### SET EXERCISE
Reproduce the following lines without any changes, covering every one of the records, and omit the pictures from your answer.
═════ SOURCE MATERIAL ═════
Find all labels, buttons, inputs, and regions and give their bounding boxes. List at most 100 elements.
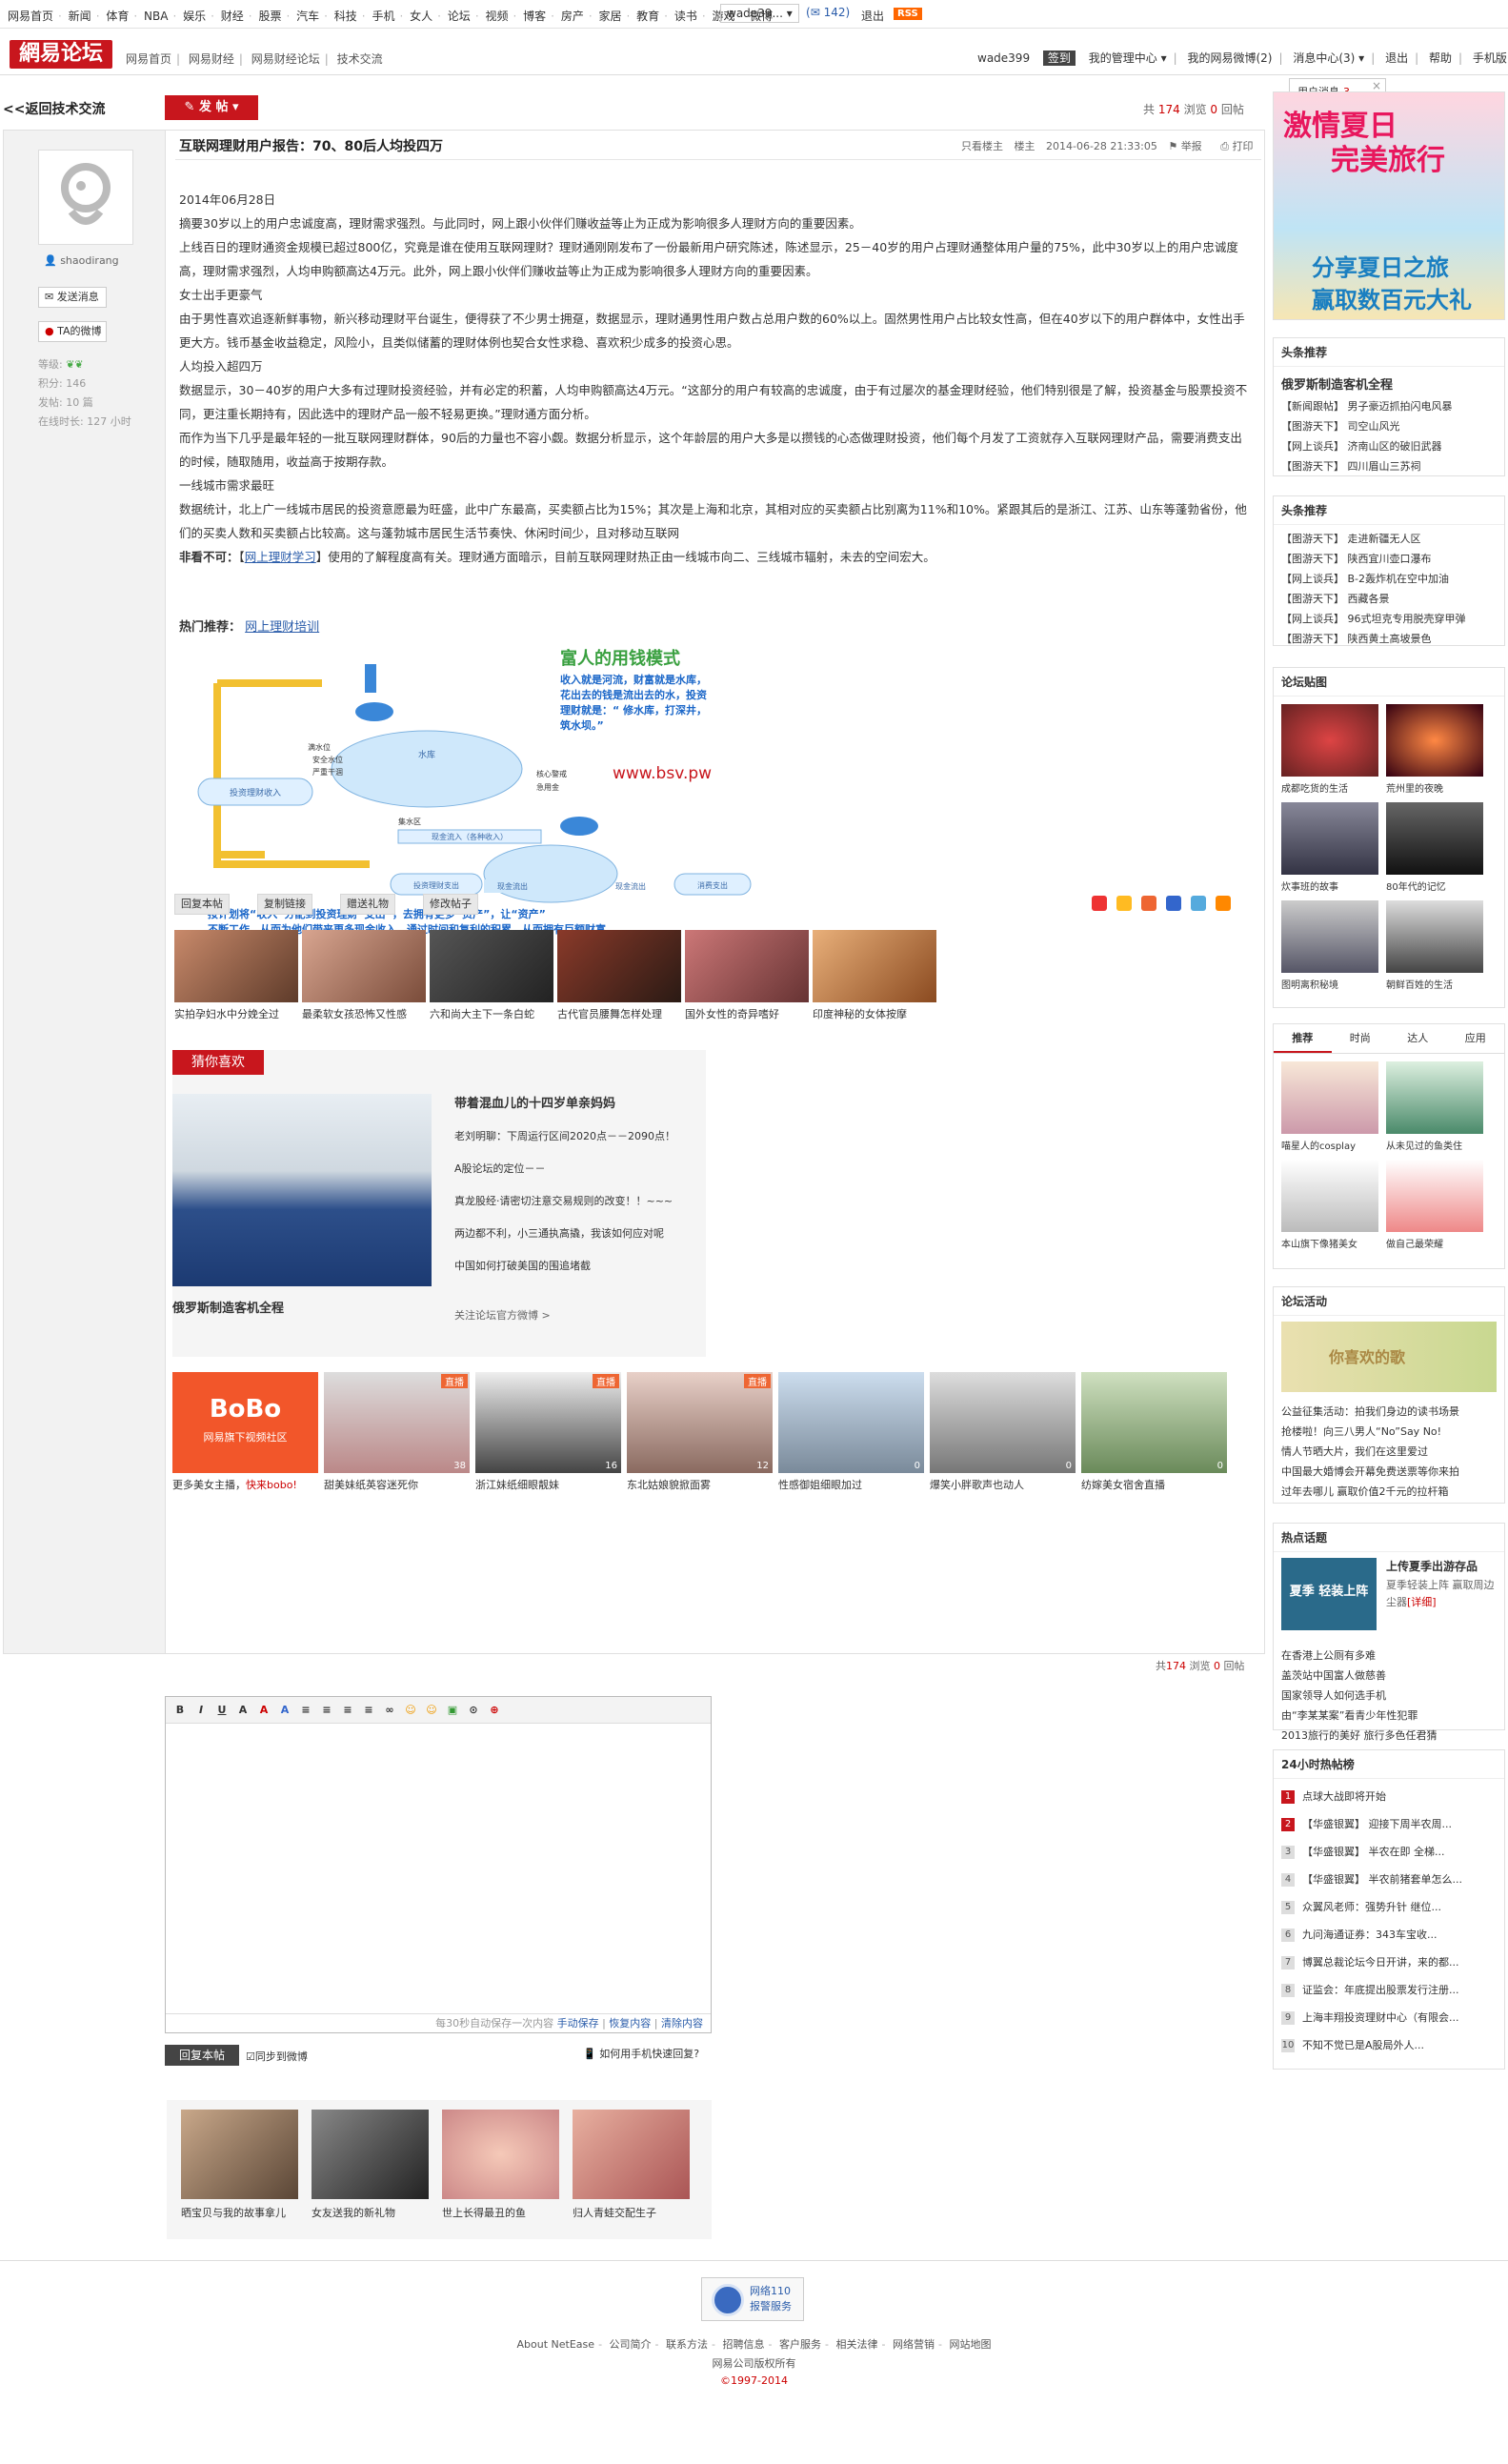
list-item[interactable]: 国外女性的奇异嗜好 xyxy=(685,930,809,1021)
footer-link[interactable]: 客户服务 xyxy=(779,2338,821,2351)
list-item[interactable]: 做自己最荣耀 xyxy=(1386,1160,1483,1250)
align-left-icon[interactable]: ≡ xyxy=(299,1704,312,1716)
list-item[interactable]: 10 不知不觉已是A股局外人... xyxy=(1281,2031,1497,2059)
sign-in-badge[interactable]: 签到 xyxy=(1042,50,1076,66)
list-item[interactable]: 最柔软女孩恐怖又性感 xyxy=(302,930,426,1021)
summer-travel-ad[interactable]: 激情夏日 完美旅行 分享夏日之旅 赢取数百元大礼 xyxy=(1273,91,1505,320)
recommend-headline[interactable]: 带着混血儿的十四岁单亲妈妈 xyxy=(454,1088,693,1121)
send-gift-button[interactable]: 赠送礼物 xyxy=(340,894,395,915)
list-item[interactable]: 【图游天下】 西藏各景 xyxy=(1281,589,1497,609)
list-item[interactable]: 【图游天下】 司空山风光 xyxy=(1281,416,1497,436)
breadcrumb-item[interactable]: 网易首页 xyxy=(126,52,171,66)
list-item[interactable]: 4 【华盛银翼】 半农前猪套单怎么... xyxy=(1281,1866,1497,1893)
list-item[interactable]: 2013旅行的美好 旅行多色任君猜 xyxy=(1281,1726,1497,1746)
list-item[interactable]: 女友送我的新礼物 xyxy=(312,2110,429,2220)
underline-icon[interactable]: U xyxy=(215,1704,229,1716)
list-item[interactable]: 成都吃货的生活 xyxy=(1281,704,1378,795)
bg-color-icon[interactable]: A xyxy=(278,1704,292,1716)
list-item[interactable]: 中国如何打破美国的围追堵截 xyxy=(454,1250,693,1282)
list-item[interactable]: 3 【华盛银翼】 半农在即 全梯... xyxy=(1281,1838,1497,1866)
═════
### TASK OUTPUT
Find all labels, buttons, inputs, and regions and give their bounding boxes. List at most 100 elements.
list-item[interactable]: 国外女性的奇异嗜好 xyxy=(685,930,809,1021)
footer-link[interactable]: 客户服务 xyxy=(779,2338,821,2351)
list-item[interactable]: 做自己最荣耀 xyxy=(1386,1160,1483,1250)
align-left-icon[interactable]: ≡ xyxy=(299,1704,312,1716)
list-item[interactable]: 10 不知不觉已是A股局外人... xyxy=(1281,2031,1497,2059)
sign-in-badge[interactable]: 签到 xyxy=(1042,50,1076,66)
list-item[interactable]: 最柔软女孩恐怖又性感 xyxy=(302,930,426,1021)
summer-travel-ad[interactable]: 激情夏日 完美旅行 分享夏日之旅 赢取数百元大礼 xyxy=(1273,91,1505,320)
recommend-headline[interactable]: 带着混血儿的十四岁单亲妈妈 xyxy=(454,1088,693,1121)
send-gift-button[interactable]: 赠送礼物 xyxy=(340,894,395,915)
list-item[interactable]: 【图游天下】 西藏各景 xyxy=(1281,589,1497,609)
list-item[interactable]: 【图游天下】 司空山风光 xyxy=(1281,416,1497,436)
breadcrumb-item[interactable]: 网易首页 xyxy=(126,52,171,66)
list-item[interactable]: 4 【华盛银翼】 半农前猪套单怎么... xyxy=(1281,1866,1497,1893)
list-item[interactable]: 2013旅行的美好 旅行多色任君猜 xyxy=(1281,1726,1497,1746)
list-item[interactable]: 女友送我的新礼物 xyxy=(312,2110,429,2220)
underline-icon[interactable]: U xyxy=(215,1704,229,1716)
list-item[interactable]: 成都吃货的生活 xyxy=(1281,704,1378,795)
bg-color-icon[interactable]: A xyxy=(278,1704,292,1716)
list-item[interactable]: 中国如何打破美国的围追堵截 xyxy=(454,1250,693,1282)
list-item[interactable]: 3 【华盛银翼】 半农在即 全梯... xyxy=(1281,1838,1497,1866)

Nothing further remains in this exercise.